* [DIRECTIONS FOR THIS TASK]: Quote every line below exactly as it reads.

* [LISTING]:
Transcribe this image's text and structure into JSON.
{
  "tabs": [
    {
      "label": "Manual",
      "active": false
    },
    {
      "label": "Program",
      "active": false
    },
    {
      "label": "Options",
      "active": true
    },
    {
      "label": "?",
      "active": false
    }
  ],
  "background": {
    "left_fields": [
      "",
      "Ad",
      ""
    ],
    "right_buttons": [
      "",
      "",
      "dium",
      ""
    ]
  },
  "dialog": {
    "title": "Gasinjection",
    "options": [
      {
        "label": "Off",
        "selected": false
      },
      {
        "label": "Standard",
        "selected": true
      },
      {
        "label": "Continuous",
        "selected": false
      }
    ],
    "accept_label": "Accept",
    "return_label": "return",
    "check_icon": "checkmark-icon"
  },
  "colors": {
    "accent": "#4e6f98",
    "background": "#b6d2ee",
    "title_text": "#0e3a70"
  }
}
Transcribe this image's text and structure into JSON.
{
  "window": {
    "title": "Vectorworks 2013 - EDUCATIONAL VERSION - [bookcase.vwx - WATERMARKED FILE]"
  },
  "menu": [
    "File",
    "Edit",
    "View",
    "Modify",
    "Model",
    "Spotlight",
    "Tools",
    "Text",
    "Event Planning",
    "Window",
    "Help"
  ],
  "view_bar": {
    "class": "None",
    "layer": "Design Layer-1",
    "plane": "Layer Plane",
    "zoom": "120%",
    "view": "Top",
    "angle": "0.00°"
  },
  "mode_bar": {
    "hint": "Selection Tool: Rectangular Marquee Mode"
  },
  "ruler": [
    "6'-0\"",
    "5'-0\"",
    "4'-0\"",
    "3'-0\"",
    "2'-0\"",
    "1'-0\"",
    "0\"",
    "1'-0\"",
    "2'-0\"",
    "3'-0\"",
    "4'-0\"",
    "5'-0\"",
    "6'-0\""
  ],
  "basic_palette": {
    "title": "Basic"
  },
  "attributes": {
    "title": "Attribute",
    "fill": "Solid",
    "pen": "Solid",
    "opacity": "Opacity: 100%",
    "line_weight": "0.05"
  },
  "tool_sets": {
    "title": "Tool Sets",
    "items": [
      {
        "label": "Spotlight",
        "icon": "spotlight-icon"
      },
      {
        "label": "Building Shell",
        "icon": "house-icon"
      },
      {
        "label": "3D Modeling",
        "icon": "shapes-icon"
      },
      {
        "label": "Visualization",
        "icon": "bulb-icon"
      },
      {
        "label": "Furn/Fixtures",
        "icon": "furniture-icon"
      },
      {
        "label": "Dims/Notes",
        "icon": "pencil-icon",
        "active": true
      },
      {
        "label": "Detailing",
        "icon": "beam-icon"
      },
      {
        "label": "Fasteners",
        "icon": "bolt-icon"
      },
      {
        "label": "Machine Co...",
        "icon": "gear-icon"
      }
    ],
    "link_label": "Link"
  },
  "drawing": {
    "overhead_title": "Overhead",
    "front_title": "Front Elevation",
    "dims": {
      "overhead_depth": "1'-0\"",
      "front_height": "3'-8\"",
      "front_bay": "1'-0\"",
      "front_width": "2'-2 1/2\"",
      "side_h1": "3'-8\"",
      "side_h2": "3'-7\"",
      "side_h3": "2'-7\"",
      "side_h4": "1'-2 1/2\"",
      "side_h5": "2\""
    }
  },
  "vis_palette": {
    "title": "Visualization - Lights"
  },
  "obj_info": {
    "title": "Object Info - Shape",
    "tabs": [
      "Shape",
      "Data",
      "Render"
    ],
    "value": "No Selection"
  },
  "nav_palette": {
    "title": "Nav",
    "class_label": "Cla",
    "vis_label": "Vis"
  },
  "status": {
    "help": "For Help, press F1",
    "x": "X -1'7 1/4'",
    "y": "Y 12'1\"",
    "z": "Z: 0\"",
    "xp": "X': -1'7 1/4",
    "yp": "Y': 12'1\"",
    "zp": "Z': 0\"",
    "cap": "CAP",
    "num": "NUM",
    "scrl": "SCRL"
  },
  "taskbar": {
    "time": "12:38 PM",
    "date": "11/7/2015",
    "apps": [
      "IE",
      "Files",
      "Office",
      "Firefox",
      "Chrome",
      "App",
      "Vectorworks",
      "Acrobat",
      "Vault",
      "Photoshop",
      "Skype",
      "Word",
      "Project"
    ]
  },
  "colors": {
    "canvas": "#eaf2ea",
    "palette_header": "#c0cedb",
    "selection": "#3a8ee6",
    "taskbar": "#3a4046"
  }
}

* [EXPECTED ANSWER]:
Transcribe this image's text and structure into JSON.
{
  "tabs": [
    {
      "label": "Manual",
      "active": false
    },
    {
      "label": "Program",
      "active": false
    },
    {
      "label": "Options",
      "active": true
    },
    {
      "label": "?",
      "active": false
    }
  ],
  "background": {
    "left_fields": [
      "",
      "Ad",
      ""
    ],
    "right_buttons": [
      "",
      "",
      "dium",
      ""
    ]
  },
  "dialog": {
    "title": "Gasinjection",
    "options": [
      {
        "label": "Off",
        "selected": false
      },
      {
        "label": "Standard",
        "selected": true
      },
      {
        "label": "Continuous",
        "selected": false
      }
    ],
    "accept_label": "Accept",
    "return_label": "return",
    "check_icon": "checkmark-icon"
  },
  "colors": {
    "accent": "#4e6f98",
    "background": "#b6d2ee",
    "title_text": "#0e3a70"
  }
}
Transcribe this image's text and structure into JSON.
{
  "window": {
    "title": "Vectorworks 2013 - EDUCATIONAL VERSION - [bookcase.vwx - WATERMARKED FILE]"
  },
  "menu": [
    "File",
    "Edit",
    "View",
    "Modify",
    "Model",
    "Spotlight",
    "Tools",
    "Text",
    "Event Planning",
    "Window",
    "Help"
  ],
  "view_bar": {
    "class": "None",
    "layer": "Design Layer-1",
    "plane": "Layer Plane",
    "zoom": "120%",
    "view": "Top",
    "angle": "0.00°"
  },
  "mode_bar": {
    "hint": "Selection Tool: Rectangular Marquee Mode"
  },
  "ruler": [
    "6'-0\"",
    "5'-0\"",
    "4'-0\"",
    "3'-0\"",
    "2'-0\"",
    "1'-0\"",
    "0\"",
    "1'-0\"",
    "2'-0\"",
    "3'-0\"",
    "4'-0\"",
    "5'-0\"",
    "6'-0\""
  ],
  "basic_palette": {
    "title": "Basic"
  },
  "attributes": {
    "title": "Attribute",
    "fill": "Solid",
    "pen": "Solid",
    "opacity": "Opacity: 100%",
    "line_weight": "0.05"
  },
  "tool_sets": {
    "title": "Tool Sets",
    "items": [
      {
        "label": "Spotlight",
        "icon": "spotlight-icon"
      },
      {
        "label": "Building Shell",
        "icon": "house-icon"
      },
      {
        "label": "3D Modeling",
        "icon": "shapes-icon"
      },
      {
        "label": "Visualization",
        "icon": "bulb-icon"
      },
      {
        "label": "Furn/Fixtures",
        "icon": "furniture-icon"
      },
      {
        "label": "Dims/Notes",
        "icon": "pencil-icon",
        "active": true
      },
      {
        "label": "Detailing",
        "icon": "beam-icon"
      },
      {
        "label": "Fasteners",
        "icon": "bolt-icon"
      },
      {
        "label": "Machine Co...",
        "icon": "gear-icon"
      }
    ],
    "link_label": "Link"
  },
  "drawing": {
    "overhead_title": "Overhead",
    "front_title": "Front Elevation",
    "dims": {
      "overhead_depth": "1'-0\"",
      "front_height": "3'-8\"",
      "front_bay": "1'-0\"",
      "front_width": "2'-2 1/2\"",
      "side_h1": "3'-8\"",
      "side_h2": "3'-7\"",
      "side_h3": "2'-7\"",
      "side_h4": "1'-2 1/2\"",
      "side_h5": "2\""
    }
  },
  "vis_palette": {
    "title": "Visualization - Lights"
  },
  "obj_info": {
    "title": "Object Info - Shape",
    "tabs": [
      "Shape",
      "Data",
      "Render"
    ],
    "value": "No Selection"
  },
  "nav_palette": {
    "title": "Nav",
    "class_label": "Cla",
    "vis_label": "Vis"
  },
  "status": {
    "help": "For Help, press F1",
    "x": "X -1'7 1/4'",
    "y": "Y 12'1\"",
    "z": "Z: 0\"",
    "xp": "X': -1'7 1/4",
    "yp": "Y': 12'1\"",
    "zp": "Z': 0\"",
    "cap": "CAP",
    "num": "NUM",
    "scrl": "SCRL"
  },
  "taskbar": {
    "time": "12:38 PM",
    "date": "11/7/2015",
    "apps": [
      "IE",
      "Files",
      "Office",
      "Firefox",
      "Chrome",
      "App",
      "Vectorworks",
      "Acrobat",
      "Vault",
      "Photoshop",
      "Skype",
      "Word",
      "Project"
    ]
  },
  "colors": {
    "canvas": "#eaf2ea",
    "palette_header": "#c0cedb",
    "selection": "#3a8ee6",
    "taskbar": "#3a4046"
  }
}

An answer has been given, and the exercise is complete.